* Data entries
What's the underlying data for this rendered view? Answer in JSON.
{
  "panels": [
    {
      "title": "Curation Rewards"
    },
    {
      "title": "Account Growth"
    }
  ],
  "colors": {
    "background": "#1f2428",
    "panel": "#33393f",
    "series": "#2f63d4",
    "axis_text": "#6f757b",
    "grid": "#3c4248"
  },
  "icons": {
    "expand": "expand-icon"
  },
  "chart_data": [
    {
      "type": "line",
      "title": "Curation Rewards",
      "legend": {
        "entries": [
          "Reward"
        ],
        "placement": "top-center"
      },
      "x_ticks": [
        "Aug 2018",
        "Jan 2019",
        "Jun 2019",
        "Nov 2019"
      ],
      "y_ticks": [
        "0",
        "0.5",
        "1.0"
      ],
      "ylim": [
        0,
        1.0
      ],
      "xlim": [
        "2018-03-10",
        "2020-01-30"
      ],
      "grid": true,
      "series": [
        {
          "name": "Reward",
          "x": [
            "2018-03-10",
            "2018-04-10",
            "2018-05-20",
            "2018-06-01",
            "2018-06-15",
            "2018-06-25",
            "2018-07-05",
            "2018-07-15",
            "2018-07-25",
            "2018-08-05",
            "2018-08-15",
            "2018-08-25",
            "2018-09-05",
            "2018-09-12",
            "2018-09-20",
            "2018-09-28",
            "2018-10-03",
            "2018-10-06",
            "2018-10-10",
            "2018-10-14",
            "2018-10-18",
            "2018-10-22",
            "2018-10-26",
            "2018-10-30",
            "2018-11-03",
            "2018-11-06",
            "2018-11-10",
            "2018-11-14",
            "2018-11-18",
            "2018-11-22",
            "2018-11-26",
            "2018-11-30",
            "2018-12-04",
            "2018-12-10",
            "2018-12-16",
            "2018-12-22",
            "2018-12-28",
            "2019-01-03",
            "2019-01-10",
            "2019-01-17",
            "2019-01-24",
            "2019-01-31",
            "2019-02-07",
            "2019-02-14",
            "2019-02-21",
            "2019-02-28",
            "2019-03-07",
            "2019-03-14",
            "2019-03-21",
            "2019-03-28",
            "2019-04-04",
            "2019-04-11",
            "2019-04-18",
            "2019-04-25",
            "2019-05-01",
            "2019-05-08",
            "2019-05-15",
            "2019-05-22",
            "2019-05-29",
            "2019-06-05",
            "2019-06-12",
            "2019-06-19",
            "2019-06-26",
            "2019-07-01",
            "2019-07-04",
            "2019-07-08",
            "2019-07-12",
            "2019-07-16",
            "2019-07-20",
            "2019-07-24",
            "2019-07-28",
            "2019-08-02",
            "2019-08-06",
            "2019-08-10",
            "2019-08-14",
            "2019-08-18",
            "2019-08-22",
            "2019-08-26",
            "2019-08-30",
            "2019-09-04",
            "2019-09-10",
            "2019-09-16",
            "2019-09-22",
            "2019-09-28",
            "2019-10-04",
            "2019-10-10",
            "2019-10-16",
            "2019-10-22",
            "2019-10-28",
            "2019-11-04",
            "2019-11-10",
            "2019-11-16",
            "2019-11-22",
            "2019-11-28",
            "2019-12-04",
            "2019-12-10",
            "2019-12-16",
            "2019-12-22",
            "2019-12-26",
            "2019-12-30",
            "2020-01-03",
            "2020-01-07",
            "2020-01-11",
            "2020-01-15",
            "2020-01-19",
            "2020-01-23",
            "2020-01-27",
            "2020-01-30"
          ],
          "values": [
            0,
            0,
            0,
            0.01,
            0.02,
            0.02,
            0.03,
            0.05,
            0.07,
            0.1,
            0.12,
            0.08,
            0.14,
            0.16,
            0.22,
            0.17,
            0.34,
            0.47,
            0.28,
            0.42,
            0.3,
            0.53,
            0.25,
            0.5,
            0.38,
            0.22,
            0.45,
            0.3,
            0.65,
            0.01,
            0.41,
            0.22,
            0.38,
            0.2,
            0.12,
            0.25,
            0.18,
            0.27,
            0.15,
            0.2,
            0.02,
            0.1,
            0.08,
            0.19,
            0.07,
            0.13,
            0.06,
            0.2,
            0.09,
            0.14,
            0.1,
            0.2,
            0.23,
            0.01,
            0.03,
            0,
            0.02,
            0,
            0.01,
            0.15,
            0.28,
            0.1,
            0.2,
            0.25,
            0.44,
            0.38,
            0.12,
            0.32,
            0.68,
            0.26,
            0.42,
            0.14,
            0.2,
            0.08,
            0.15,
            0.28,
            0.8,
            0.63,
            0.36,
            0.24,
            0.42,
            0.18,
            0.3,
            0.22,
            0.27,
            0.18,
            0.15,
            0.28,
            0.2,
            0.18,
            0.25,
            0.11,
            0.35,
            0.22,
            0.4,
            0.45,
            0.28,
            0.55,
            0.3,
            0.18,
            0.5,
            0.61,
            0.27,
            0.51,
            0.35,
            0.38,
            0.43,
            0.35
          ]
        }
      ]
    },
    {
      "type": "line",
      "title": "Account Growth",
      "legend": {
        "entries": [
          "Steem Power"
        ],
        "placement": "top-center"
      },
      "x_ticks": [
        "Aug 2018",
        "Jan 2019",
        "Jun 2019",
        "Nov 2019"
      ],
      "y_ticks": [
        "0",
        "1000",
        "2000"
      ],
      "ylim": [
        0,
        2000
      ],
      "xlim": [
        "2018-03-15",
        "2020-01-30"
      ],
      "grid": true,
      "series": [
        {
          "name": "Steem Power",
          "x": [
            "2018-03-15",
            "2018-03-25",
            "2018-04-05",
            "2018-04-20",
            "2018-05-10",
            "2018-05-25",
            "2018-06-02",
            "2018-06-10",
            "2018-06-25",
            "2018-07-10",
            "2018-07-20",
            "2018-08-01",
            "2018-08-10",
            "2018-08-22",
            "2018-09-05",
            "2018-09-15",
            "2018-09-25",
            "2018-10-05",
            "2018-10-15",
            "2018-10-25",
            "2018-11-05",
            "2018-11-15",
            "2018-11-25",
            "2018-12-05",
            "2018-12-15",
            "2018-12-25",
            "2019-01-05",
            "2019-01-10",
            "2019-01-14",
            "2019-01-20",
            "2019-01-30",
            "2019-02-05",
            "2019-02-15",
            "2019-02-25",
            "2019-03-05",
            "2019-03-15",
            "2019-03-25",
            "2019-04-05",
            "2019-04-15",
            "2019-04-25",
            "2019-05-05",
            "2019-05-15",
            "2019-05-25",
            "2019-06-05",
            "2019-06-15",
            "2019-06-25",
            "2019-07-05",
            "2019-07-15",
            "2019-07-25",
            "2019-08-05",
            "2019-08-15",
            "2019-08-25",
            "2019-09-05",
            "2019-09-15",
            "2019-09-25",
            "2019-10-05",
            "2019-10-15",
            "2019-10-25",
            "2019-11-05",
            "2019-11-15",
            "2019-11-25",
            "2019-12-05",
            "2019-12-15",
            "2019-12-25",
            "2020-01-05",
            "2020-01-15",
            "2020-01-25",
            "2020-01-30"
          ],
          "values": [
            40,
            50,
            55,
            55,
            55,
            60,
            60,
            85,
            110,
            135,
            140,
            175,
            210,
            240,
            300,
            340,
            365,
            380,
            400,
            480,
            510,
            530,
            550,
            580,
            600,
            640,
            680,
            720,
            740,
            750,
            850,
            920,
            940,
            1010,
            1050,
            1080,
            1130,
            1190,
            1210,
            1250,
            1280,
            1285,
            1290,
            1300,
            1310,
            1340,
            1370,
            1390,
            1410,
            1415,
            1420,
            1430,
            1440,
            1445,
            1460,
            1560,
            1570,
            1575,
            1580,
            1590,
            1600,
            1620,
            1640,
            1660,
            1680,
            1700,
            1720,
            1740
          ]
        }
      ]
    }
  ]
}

* What you have to do
Gather all lines of the records that include the word "title".

* Finished answer
      "title": "Curation Rewards"
      "title": "Account Growth"
      "title": "Curation Rewards",
      "title": "Account Growth",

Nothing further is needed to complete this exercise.